Give only the stretch of lines from the one containing "phase-pick-label: P 0 [92, 461, 102, 468]" through the one containing "phase-pick-label: iPc1 [54, 161, 68, 168]", swapping "station-label" for "station-tag" and leaving everything else unchanged.

== Material provided ==

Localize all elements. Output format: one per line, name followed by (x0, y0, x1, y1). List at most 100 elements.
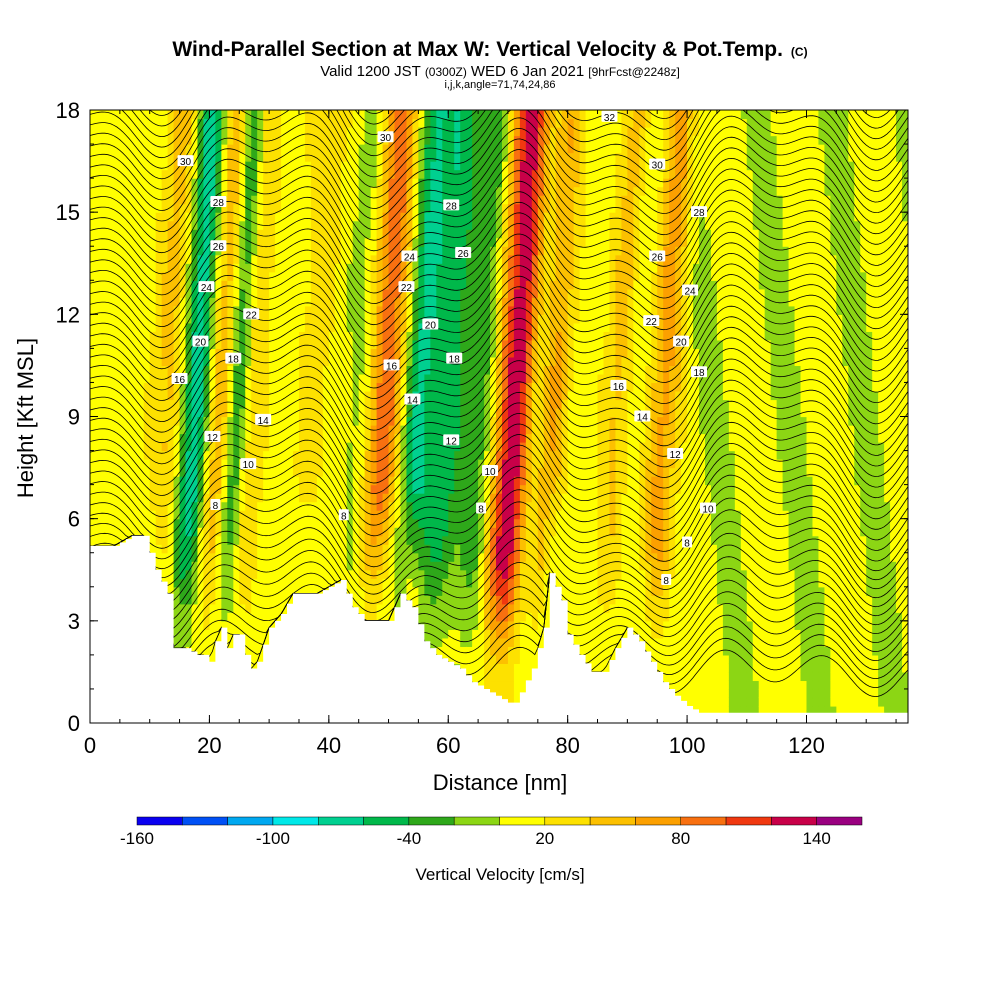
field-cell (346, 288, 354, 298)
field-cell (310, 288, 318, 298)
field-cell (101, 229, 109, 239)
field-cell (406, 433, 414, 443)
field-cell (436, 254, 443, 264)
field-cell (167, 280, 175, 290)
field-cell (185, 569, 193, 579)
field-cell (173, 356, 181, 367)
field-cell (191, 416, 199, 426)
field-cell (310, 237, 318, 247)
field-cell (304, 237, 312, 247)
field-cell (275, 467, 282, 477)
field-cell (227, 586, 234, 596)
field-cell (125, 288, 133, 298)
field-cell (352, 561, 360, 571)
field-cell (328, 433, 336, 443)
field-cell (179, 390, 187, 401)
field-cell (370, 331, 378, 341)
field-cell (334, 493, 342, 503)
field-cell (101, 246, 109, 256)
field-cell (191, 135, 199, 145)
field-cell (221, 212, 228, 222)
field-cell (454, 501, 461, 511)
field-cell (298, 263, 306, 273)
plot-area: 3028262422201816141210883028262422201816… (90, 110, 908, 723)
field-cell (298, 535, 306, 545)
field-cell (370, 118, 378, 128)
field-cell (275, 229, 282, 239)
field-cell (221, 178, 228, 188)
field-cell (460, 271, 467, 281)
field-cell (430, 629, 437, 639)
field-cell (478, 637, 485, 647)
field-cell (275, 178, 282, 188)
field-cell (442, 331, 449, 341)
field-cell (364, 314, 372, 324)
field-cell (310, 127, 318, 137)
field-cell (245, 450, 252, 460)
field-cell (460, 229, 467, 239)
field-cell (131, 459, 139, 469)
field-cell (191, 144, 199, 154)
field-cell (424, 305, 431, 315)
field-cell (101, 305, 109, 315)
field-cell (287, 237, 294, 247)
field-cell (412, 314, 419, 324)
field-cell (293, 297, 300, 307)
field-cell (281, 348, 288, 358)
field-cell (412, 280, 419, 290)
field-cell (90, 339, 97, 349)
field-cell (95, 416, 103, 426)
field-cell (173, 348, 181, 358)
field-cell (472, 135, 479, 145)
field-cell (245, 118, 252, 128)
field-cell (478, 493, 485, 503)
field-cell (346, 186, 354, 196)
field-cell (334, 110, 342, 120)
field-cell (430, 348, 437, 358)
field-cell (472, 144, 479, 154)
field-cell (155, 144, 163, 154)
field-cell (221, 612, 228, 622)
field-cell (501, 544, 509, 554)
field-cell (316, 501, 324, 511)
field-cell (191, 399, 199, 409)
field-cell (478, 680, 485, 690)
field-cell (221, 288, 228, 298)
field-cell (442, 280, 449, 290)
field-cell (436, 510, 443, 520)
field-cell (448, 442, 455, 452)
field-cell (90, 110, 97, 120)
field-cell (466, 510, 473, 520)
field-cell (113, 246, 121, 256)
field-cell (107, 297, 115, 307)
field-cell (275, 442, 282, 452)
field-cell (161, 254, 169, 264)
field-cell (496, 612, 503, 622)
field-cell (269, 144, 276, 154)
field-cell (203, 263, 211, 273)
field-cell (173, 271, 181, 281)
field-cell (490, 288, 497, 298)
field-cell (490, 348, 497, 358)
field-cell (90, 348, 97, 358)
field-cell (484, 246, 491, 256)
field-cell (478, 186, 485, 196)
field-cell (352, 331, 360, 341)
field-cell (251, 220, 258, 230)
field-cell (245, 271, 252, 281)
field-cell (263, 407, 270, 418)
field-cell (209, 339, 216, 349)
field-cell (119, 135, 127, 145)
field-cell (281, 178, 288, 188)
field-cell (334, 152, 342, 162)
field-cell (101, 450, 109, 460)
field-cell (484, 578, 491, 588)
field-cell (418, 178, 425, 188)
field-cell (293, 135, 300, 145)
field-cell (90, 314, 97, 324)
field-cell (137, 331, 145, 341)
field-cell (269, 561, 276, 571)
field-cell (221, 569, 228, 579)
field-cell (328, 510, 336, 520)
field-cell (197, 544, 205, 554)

===
== Material provided ==

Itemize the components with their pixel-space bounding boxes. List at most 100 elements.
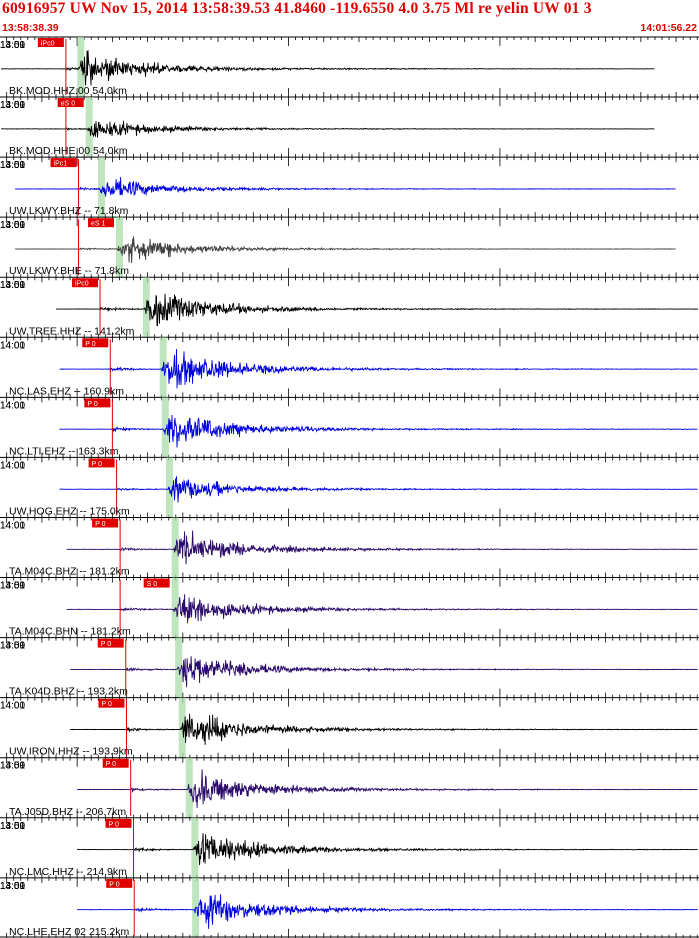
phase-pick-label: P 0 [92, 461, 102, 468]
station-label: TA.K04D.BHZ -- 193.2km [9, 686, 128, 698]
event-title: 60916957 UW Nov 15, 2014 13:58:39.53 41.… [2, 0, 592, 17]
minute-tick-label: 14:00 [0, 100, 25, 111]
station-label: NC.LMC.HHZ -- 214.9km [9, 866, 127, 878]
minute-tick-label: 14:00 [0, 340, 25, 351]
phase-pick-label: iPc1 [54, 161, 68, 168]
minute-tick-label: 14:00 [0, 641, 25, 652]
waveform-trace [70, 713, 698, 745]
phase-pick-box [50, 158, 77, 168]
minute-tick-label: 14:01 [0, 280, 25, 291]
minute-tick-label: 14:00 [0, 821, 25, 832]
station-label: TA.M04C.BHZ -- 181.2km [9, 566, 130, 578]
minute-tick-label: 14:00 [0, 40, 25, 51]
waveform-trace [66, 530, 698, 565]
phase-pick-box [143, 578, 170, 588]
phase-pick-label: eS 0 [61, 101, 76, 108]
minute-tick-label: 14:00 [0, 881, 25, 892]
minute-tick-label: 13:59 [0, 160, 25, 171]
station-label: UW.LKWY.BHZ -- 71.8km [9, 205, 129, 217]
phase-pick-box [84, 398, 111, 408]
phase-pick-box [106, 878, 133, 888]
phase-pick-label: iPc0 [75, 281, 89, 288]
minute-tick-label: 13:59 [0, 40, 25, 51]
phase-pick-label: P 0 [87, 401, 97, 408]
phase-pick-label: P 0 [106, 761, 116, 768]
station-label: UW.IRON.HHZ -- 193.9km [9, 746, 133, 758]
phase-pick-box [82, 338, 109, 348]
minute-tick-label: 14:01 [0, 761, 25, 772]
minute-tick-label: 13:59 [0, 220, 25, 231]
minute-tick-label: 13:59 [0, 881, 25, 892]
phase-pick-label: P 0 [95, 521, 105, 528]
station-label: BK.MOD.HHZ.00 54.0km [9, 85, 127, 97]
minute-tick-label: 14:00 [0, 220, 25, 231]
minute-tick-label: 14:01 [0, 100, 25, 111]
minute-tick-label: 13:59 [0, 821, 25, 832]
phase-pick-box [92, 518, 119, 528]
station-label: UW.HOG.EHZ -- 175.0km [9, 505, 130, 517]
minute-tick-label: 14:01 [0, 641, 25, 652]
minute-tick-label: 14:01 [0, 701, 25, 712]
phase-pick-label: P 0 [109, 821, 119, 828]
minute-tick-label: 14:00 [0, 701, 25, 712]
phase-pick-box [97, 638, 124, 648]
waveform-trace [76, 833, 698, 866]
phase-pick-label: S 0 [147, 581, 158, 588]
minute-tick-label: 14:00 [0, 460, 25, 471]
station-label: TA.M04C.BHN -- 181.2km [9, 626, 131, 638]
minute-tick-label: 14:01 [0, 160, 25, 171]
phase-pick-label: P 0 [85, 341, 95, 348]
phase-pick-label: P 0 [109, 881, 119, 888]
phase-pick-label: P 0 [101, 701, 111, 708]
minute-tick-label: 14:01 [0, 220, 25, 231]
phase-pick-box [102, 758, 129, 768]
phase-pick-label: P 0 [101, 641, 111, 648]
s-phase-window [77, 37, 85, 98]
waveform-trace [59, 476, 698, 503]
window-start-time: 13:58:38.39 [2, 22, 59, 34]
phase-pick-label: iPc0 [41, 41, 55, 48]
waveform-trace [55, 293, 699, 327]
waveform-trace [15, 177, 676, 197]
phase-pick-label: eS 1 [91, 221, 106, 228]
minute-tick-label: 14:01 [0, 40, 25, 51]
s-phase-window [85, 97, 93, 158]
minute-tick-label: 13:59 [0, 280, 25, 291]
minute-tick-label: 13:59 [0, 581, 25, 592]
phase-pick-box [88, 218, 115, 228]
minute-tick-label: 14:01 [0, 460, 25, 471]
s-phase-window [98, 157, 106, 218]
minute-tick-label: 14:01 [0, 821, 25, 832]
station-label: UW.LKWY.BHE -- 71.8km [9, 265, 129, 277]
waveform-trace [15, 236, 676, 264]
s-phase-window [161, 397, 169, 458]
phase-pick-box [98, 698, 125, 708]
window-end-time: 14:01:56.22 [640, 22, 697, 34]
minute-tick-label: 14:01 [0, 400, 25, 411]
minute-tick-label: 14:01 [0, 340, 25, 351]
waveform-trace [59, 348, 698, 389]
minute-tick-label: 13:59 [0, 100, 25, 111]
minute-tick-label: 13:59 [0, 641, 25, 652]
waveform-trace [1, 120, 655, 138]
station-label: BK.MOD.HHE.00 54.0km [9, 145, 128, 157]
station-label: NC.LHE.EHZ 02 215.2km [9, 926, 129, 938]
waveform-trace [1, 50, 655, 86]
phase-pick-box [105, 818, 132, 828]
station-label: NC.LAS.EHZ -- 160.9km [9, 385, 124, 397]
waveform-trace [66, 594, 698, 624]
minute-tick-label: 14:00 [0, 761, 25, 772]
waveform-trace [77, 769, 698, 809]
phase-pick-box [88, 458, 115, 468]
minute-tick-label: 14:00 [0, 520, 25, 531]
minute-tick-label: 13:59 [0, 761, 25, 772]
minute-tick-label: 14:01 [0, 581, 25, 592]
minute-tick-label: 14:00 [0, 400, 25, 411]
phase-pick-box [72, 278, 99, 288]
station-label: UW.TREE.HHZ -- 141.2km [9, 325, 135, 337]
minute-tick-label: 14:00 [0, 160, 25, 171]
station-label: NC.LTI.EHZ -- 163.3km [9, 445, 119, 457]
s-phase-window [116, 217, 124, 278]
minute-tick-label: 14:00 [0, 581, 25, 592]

===

**Written response**
phase-pick-label: P 0 [92, 461, 102, 468]
station-tag: TA.K04D.BHZ -- 193.2km [9, 686, 128, 698]
event-title: 60916957 UW Nov 15, 2014 13:58:39.53 41.… [2, 0, 592, 17]
minute-tick-label: 14:00 [0, 100, 25, 111]
station-tag: NC.LMC.HHZ -- 214.9km [9, 866, 127, 878]
minute-tick-label: 14:00 [0, 340, 25, 351]
phase-pick-label: iPc1 [54, 161, 68, 168]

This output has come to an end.